Task instructions
Please pull out every line that includes the string "Burn".
++++ Excerpted records
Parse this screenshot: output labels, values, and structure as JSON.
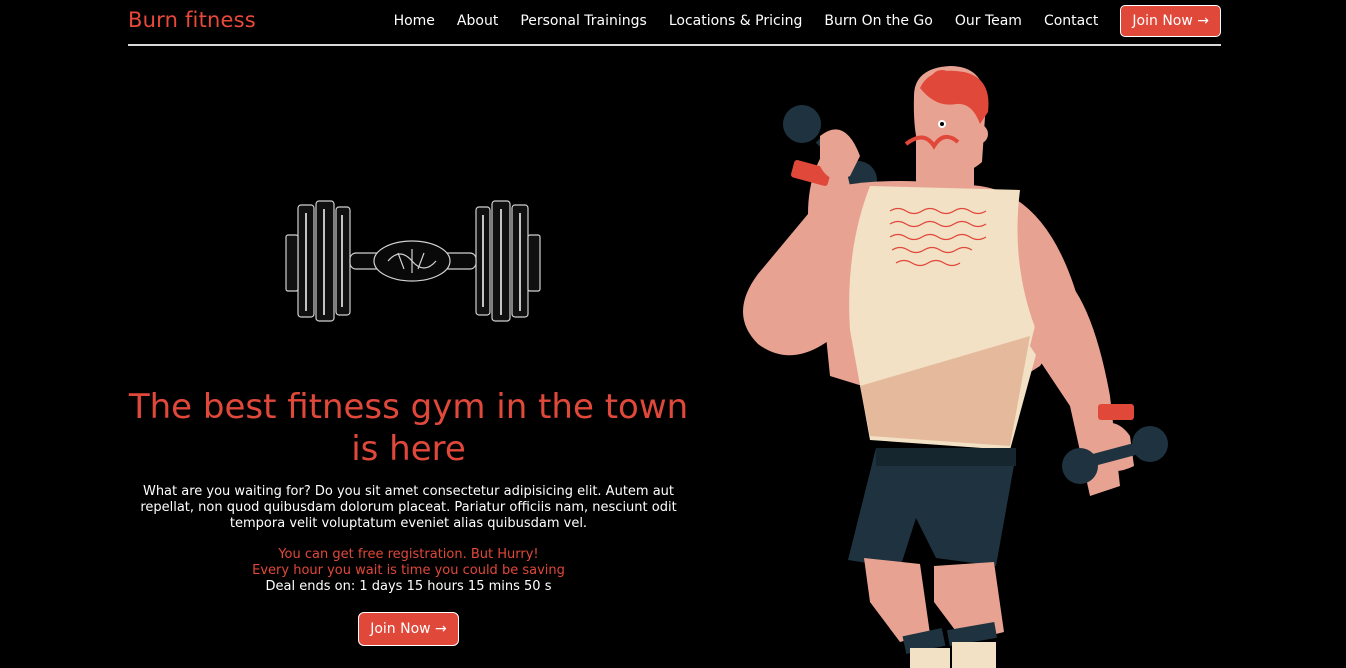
{
  "brand": {
    "name": "Burn fitness",
    "color": "#e0483a"
  },
  "nav": {
    "items": [
      {
        "label": "Home"
      },
      {
        "label": "About"
      },
      {
        "label": "Personal Trainings"
      },
      {
        "label": "Locations & Pricing"
      },
      {
        "label": "Burn On the Go"
      },
      {
        "label": "Our Team"
      },
      {
        "label": "Contact"
      }
    ],
    "cta_label": "Join Now →"
  },
  "hero": {
    "title": "The best fitness gym in the town is here",
    "description": "What are you waiting for? Do you sit amet consectetur adipisicing elit. Autem aut repellat, non quod quibusdam dolorum placeat. Pariatur officiis nam, nesciunt odit tempora velit voluptatum eveniet alias quibusdam vel.",
    "promo_line1": "You can get free registration. But Hurry!",
    "promo_line2": "Every hour you wait is time you could be saving",
    "countdown": "Deal ends on: 1 days 15 hours 15 mins 50 s",
    "cta_label": "Join Now →"
  },
  "colors": {
    "accent": "#e0483a",
    "background": "#000000",
    "skin": "#e8a292",
    "tank": "#f3e1c5",
    "shorts": "#1e333f"
  },
  "icons": {
    "hero_graphic": "dumbbell-icon",
    "illustration": "man-lifting-dumbbells"
  }
}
++++++++
Result of the exercise
    "name": "Burn fitness",
        "label": "Burn On the Go"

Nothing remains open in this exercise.